» Data listing

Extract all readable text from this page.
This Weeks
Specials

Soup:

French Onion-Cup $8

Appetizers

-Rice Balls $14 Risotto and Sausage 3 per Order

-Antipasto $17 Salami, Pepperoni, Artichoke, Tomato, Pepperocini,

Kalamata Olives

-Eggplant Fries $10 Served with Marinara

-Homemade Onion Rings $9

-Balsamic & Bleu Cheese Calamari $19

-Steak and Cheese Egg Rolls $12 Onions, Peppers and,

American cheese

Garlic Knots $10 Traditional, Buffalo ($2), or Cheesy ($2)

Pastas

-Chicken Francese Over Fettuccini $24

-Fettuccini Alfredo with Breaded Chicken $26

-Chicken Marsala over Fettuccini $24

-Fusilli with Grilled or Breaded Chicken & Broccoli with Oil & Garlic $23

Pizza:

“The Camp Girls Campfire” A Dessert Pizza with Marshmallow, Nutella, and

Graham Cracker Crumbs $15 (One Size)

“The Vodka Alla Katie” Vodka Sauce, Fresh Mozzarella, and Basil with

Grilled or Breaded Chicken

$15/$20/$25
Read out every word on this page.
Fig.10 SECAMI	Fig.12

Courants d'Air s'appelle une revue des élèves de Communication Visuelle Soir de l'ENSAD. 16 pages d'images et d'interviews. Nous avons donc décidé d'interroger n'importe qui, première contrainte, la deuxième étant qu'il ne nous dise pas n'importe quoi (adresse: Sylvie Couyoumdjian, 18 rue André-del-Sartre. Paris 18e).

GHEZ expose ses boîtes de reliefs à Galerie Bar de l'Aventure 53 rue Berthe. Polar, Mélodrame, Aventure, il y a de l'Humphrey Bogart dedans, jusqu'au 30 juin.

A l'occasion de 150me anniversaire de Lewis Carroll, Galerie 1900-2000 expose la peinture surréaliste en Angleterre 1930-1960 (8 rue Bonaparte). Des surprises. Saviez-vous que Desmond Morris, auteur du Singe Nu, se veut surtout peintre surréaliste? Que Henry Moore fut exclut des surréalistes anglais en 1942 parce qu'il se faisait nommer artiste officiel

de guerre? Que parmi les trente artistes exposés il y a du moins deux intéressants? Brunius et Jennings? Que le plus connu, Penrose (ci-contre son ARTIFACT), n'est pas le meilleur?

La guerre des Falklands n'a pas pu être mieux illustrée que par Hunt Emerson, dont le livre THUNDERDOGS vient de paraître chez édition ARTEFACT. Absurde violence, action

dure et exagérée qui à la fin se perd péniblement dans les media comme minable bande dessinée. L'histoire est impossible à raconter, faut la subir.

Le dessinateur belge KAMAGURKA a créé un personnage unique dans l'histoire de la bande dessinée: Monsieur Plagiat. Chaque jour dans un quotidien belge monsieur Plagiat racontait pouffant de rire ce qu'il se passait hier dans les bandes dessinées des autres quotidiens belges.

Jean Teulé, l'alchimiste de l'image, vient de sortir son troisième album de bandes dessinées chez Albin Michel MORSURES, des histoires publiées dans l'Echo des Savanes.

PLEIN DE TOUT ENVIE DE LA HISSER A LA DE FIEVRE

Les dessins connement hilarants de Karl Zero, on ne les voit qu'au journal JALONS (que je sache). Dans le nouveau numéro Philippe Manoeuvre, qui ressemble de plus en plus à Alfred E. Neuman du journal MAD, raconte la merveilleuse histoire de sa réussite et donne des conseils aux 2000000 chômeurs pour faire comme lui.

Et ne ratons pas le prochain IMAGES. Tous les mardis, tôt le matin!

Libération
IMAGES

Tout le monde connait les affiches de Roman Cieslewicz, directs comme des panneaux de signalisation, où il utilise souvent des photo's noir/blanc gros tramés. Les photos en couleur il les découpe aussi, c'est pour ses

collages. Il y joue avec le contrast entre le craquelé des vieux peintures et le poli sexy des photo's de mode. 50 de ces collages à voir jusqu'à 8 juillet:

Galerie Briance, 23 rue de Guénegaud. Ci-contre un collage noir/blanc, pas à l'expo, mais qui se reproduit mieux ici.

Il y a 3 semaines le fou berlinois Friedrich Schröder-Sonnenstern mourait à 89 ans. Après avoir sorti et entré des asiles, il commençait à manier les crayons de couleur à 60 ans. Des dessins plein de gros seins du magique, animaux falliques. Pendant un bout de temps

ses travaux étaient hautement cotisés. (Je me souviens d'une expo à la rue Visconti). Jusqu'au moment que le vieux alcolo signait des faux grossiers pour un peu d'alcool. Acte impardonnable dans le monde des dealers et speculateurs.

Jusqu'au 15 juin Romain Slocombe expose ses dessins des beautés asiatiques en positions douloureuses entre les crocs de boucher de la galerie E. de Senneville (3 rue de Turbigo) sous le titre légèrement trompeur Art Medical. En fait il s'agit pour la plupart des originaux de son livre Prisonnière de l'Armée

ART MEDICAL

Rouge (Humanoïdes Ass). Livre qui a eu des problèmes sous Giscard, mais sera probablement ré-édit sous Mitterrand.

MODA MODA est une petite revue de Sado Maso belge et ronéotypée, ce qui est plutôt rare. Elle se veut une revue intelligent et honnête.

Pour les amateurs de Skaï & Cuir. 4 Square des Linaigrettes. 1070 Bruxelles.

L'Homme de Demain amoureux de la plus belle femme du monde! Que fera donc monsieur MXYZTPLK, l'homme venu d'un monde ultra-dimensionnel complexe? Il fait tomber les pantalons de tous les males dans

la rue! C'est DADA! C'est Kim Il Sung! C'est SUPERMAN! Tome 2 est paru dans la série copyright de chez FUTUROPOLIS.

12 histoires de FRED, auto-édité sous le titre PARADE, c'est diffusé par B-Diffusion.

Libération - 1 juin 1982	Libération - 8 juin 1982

» Exercise directions
Reproduce the material exactly, with every line intact.

» Solution
Extract all readable text from this page.
This Weeks
Specials

Soup:

French Onion-Cup $8

Appetizers

-Rice Balls $14 Risotto and Sausage 3 per Order

-Antipasto $17 Salami, Pepperoni, Artichoke, Tomato, Pepperocini,

Kalamata Olives

-Eggplant Fries $10 Served with Marinara

-Homemade Onion Rings $9

-Balsamic & Bleu Cheese Calamari $19

-Steak and Cheese Egg Rolls $12 Onions, Peppers and,

American cheese

Garlic Knots $10 Traditional, Buffalo ($2), or Cheesy ($2)

Pastas

-Chicken Francese Over Fettuccini $24

-Fettuccini Alfredo with Breaded Chicken $26

-Chicken Marsala over Fettuccini $24

-Fusilli with Grilled or Breaded Chicken & Broccoli with Oil & Garlic $23

Pizza:

“The Camp Girls Campfire” A Dessert Pizza with Marshmallow, Nutella, and

Graham Cracker Crumbs $15 (One Size)

“The Vodka Alla Katie” Vodka Sauce, Fresh Mozzarella, and Basil with

Grilled or Breaded Chicken

$15/$20/$25
Read out every word on this page.
Fig.10 SECAMI	Fig.12

Courants d'Air s'appelle une revue des élèves de Communication Visuelle Soir de l'ENSAD. 16 pages d'images et d'interviews. Nous avons donc décidé d'interroger n'importe qui, première contrainte, la deuxième étant qu'il ne nous dise pas n'importe quoi (adresse: Sylvie Couyoumdjian, 18 rue André-del-Sartre. Paris 18e).

GHEZ expose ses boîtes de reliefs à Galerie Bar de l'Aventure 53 rue Berthe. Polar, Mélodrame, Aventure, il y a de l'Humphrey Bogart dedans, jusqu'au 30 juin.

A l'occasion de 150me anniversaire de Lewis Carroll, Galerie 1900-2000 expose la peinture surréaliste en Angleterre 1930-1960 (8 rue Bonaparte). Des surprises. Saviez-vous que Desmond Morris, auteur du Singe Nu, se veut surtout peintre surréaliste? Que Henry Moore fut exclut des surréalistes anglais en 1942 parce qu'il se faisait nommer artiste officiel

de guerre? Que parmi les trente artistes exposés il y a du moins deux intéressants? Brunius et Jennings? Que le plus connu, Penrose (ci-contre son ARTIFACT), n'est pas le meilleur?

La guerre des Falklands n'a pas pu être mieux illustrée que par Hunt Emerson, dont le livre THUNDERDOGS vient de paraître chez édition ARTEFACT. Absurde violence, action

dure et exagérée qui à la fin se perd péniblement dans les media comme minable bande dessinée. L'histoire est impossible à raconter, faut la subir.

Le dessinateur belge KAMAGURKA a créé un personnage unique dans l'histoire de la bande dessinée: Monsieur Plagiat. Chaque jour dans un quotidien belge monsieur Plagiat racontait pouffant de rire ce qu'il se passait hier dans les bandes dessinées des autres quotidiens belges.

Jean Teulé, l'alchimiste de l'image, vient de sortir son troisième album de bandes dessinées chez Albin Michel MORSURES, des histoires publiées dans l'Echo des Savanes.

PLEIN DE TOUT ENVIE DE LA HISSER A LA DE FIEVRE

Les dessins connement hilarants de Karl Zero, on ne les voit qu'au journal JALONS (que je sache). Dans le nouveau numéro Philippe Manoeuvre, qui ressemble de plus en plus à Alfred E. Neuman du journal MAD, raconte la merveilleuse histoire de sa réussite et donne des conseils aux 2000000 chômeurs pour faire comme lui.

Et ne ratons pas le prochain IMAGES. Tous les mardis, tôt le matin!

Libération
IMAGES

Tout le monde connait les affiches de Roman Cieslewicz, directs comme des panneaux de signalisation, où il utilise souvent des photo's noir/blanc gros tramés. Les photos en couleur il les découpe aussi, c'est pour ses

collages. Il y joue avec le contrast entre le craquelé des vieux peintures et le poli sexy des photo's de mode. 50 de ces collages à voir jusqu'à 8 juillet:

Galerie Briance, 23 rue de Guénegaud. Ci-contre un collage noir/blanc, pas à l'expo, mais qui se reproduit mieux ici.

Il y a 3 semaines le fou berlinois Friedrich Schröder-Sonnenstern mourait à 89 ans. Après avoir sorti et entré des asiles, il commençait à manier les crayons de couleur à 60 ans. Des dessins plein de gros seins du magique, animaux falliques. Pendant un bout de temps

ses travaux étaient hautement cotisés. (Je me souviens d'une expo à la rue Visconti). Jusqu'au moment que le vieux alcolo signait des faux grossiers pour un peu d'alcool. Acte impardonnable dans le monde des dealers et speculateurs.

Jusqu'au 15 juin Romain Slocombe expose ses dessins des beautés asiatiques en positions douloureuses entre les crocs de boucher de la galerie E. de Senneville (3 rue de Turbigo) sous le titre légèrement trompeur Art Medical. En fait il s'agit pour la plupart des originaux de son livre Prisonnière de l'Armée

ART MEDICAL

Rouge (Humanoïdes Ass). Livre qui a eu des problèmes sous Giscard, mais sera probablement ré-édit sous Mitterrand.

MODA MODA est une petite revue de Sado Maso belge et ronéotypée, ce qui est plutôt rare. Elle se veut une revue intelligent et honnête.

Pour les amateurs de Skaï & Cuir. 4 Square des Linaigrettes. 1070 Bruxelles.

L'Homme de Demain amoureux de la plus belle femme du monde! Que fera donc monsieur MXYZTPLK, l'homme venu d'un monde ultra-dimensionnel complexe? Il fait tomber les pantalons de tous les males dans

la rue! C'est DADA! C'est Kim Il Sung! C'est SUPERMAN! Tome 2 est paru dans la série copyright de chez FUTUROPOLIS.

12 histoires de FRED, auto-édité sous le titre PARADE, c'est diffusé par B-Diffusion.

Libération - 1 juin 1982	Libération - 8 juin 1982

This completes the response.